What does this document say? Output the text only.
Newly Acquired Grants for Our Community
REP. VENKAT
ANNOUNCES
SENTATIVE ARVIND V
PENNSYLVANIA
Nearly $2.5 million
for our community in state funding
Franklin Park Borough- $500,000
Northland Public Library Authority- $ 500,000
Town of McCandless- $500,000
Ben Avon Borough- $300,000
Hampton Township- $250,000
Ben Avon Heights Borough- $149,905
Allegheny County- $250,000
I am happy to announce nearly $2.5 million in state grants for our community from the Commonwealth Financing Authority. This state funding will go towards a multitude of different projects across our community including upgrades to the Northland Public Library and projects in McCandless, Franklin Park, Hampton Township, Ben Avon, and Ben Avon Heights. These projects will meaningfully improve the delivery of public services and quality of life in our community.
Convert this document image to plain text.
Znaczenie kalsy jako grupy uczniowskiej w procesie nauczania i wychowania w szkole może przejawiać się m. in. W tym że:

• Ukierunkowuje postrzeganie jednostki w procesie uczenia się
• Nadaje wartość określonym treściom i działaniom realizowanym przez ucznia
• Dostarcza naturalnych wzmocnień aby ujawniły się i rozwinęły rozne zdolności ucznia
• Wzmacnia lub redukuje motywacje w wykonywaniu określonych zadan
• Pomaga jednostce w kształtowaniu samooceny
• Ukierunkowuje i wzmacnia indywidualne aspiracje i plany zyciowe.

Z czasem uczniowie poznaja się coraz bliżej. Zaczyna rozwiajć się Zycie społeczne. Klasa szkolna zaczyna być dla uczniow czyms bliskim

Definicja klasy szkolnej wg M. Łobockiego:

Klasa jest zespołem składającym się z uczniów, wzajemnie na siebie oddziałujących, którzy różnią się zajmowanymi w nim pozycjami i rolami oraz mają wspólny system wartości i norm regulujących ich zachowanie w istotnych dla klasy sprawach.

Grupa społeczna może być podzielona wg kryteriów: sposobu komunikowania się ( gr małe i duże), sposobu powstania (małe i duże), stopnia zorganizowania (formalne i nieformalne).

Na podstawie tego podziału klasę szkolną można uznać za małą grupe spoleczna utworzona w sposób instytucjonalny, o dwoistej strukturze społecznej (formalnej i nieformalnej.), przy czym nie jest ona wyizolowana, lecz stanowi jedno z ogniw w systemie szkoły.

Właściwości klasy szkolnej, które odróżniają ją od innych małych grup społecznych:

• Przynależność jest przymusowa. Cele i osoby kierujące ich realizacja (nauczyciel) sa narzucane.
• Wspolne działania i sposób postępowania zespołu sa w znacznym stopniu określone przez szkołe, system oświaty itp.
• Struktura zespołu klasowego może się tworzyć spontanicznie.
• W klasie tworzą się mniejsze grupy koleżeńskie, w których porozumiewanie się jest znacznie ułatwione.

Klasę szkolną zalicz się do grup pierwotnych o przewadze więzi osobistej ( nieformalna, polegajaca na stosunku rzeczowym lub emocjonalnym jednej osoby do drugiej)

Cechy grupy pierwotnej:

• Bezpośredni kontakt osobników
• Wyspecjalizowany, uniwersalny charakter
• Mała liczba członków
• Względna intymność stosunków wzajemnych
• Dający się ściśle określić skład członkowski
====================
Stated task: Scan the data above; copy every line where "ucznia" appears.

Written response:
• Nadaje wartość określonym treściom i działaniom realizowanym przez ucznia
• Dostarcza naturalnych wzmocnień aby ujawniły się i rozwinęły rozne zdolności ucznia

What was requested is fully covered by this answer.